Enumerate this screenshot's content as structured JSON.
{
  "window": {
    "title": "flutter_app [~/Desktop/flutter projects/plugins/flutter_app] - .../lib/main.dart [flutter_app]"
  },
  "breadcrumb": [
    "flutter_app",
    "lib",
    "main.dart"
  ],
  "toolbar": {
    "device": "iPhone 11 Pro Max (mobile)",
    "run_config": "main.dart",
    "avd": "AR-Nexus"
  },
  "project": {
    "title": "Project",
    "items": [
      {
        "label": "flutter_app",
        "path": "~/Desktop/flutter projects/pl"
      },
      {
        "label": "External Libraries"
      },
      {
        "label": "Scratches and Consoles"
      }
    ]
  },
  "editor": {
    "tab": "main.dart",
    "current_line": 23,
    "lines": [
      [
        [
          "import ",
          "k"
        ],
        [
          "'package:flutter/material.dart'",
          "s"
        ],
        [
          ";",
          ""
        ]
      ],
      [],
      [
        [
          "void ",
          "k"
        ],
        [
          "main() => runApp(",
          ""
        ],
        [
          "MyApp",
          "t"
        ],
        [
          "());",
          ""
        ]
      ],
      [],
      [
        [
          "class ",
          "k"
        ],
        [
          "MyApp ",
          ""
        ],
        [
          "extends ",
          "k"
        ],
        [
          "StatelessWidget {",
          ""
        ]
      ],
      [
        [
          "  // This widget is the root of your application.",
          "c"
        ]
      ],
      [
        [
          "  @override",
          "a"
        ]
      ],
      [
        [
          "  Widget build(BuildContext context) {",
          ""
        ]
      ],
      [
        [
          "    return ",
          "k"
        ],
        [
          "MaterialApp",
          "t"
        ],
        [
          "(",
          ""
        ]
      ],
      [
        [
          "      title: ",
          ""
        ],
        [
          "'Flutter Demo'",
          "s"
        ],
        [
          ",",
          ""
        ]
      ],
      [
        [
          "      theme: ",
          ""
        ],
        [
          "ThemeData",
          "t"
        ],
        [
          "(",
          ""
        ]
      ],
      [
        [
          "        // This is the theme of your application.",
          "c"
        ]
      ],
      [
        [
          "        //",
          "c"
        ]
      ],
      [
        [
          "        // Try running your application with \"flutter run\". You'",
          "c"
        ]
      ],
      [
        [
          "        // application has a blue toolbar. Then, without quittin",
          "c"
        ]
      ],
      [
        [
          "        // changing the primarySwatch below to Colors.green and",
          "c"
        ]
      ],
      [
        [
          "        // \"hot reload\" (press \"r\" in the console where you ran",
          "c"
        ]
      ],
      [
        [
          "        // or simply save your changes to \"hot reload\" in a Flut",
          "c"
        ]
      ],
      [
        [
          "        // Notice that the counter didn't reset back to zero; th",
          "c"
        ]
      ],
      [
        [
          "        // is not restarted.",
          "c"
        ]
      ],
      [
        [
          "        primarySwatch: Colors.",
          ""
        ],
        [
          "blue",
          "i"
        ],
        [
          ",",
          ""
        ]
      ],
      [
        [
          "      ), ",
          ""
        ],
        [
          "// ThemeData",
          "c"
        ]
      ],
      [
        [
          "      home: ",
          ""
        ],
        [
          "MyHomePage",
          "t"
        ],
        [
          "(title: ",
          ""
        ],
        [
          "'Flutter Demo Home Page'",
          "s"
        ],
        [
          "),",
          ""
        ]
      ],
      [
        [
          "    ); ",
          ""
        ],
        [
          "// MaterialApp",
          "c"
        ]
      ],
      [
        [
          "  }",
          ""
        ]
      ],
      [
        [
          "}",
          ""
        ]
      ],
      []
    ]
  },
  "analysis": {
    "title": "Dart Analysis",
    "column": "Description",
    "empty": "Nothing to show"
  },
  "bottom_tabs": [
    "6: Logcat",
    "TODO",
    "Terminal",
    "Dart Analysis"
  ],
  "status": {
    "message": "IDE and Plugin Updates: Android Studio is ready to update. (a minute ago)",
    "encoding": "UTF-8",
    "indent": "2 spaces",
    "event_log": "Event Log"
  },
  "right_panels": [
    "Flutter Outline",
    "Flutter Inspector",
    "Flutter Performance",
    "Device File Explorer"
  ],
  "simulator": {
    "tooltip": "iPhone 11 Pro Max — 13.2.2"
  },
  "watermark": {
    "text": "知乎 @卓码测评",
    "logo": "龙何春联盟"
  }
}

+--

→ **Exercise**:
Transcribe all of the lines in the records precisely.

→ **Solution**:
Enumerate this screenshot's content as structured JSON.
{
  "window": {
    "title": "flutter_app [~/Desktop/flutter projects/plugins/flutter_app] - .../lib/main.dart [flutter_app]"
  },
  "breadcrumb": [
    "flutter_app",
    "lib",
    "main.dart"
  ],
  "toolbar": {
    "device": "iPhone 11 Pro Max (mobile)",
    "run_config": "main.dart",
    "avd": "AR-Nexus"
  },
  "project": {
    "title": "Project",
    "items": [
      {
        "label": "flutter_app",
        "path": "~/Desktop/flutter projects/pl"
      },
      {
        "label": "External Libraries"
      },
      {
        "label": "Scratches and Consoles"
      }
    ]
  },
  "editor": {
    "tab": "main.dart",
    "current_line": 23,
    "lines": [
      [
        [
          "import ",
          "k"
        ],
        [
          "'package:flutter/material.dart'",
          "s"
        ],
        [
          ";",
          ""
        ]
      ],
      [],
      [
        [
          "void ",
          "k"
        ],
        [
          "main() => runApp(",
          ""
        ],
        [
          "MyApp",
          "t"
        ],
        [
          "());",
          ""
        ]
      ],
      [],
      [
        [
          "class ",
          "k"
        ],
        [
          "MyApp ",
          ""
        ],
        [
          "extends ",
          "k"
        ],
        [
          "StatelessWidget {",
          ""
        ]
      ],
      [
        [
          "  // This widget is the root of your application.",
          "c"
        ]
      ],
      [
        [
          "  @override",
          "a"
        ]
      ],
      [
        [
          "  Widget build(BuildContext context) {",
          ""
        ]
      ],
      [
        [
          "    return ",
          "k"
        ],
        [
          "MaterialApp",
          "t"
        ],
        [
          "(",
          ""
        ]
      ],
      [
        [
          "      title: ",
          ""
        ],
        [
          "'Flutter Demo'",
          "s"
        ],
        [
          ",",
          ""
        ]
      ],
      [
        [
          "      theme: ",
          ""
        ],
        [
          "ThemeData",
          "t"
        ],
        [
          "(",
          ""
        ]
      ],
      [
        [
          "        // This is the theme of your application.",
          "c"
        ]
      ],
      [
        [
          "        //",
          "c"
        ]
      ],
      [
        [
          "        // Try running your application with \"flutter run\". You'",
          "c"
        ]
      ],
      [
        [
          "        // application has a blue toolbar. Then, without quittin",
          "c"
        ]
      ],
      [
        [
          "        // changing the primarySwatch below to Colors.green and",
          "c"
        ]
      ],
      [
        [
          "        // \"hot reload\" (press \"r\" in the console where you ran",
          "c"
        ]
      ],
      [
        [
          "        // or simply save your changes to \"hot reload\" in a Flut",
          "c"
        ]
      ],
      [
        [
          "        // Notice that the counter didn't reset back to zero; th",
          "c"
        ]
      ],
      [
        [
          "        // is not restarted.",
          "c"
        ]
      ],
      [
        [
          "        primarySwatch: Colors.",
          ""
        ],
        [
          "blue",
          "i"
        ],
        [
          ",",
          ""
        ]
      ],
      [
        [
          "      ), ",
          ""
        ],
        [
          "// ThemeData",
          "c"
        ]
      ],
      [
        [
          "      home: ",
          ""
        ],
        [
          "MyHomePage",
          "t"
        ],
        [
          "(title: ",
          ""
        ],
        [
          "'Flutter Demo Home Page'",
          "s"
        ],
        [
          "),",
          ""
        ]
      ],
      [
        [
          "    ); ",
          ""
        ],
        [
          "// MaterialApp",
          "c"
        ]
      ],
      [
        [
          "  }",
          ""
        ]
      ],
      [
        [
          "}",
          ""
        ]
      ],
      []
    ]
  },
  "analysis": {
    "title": "Dart Analysis",
    "column": "Description",
    "empty": "Nothing to show"
  },
  "bottom_tabs": [
    "6: Logcat",
    "TODO",
    "Terminal",
    "Dart Analysis"
  ],
  "status": {
    "message": "IDE and Plugin Updates: Android Studio is ready to update. (a minute ago)",
    "encoding": "UTF-8",
    "indent": "2 spaces",
    "event_log": "Event Log"
  },
  "right_panels": [
    "Flutter Outline",
    "Flutter Inspector",
    "Flutter Performance",
    "Device File Explorer"
  ],
  "simulator": {
    "tooltip": "iPhone 11 Pro Max — 13.2.2"
  },
  "watermark": {
    "text": "知乎 @卓码测评",
    "logo": "龙何春联盟"
  }
}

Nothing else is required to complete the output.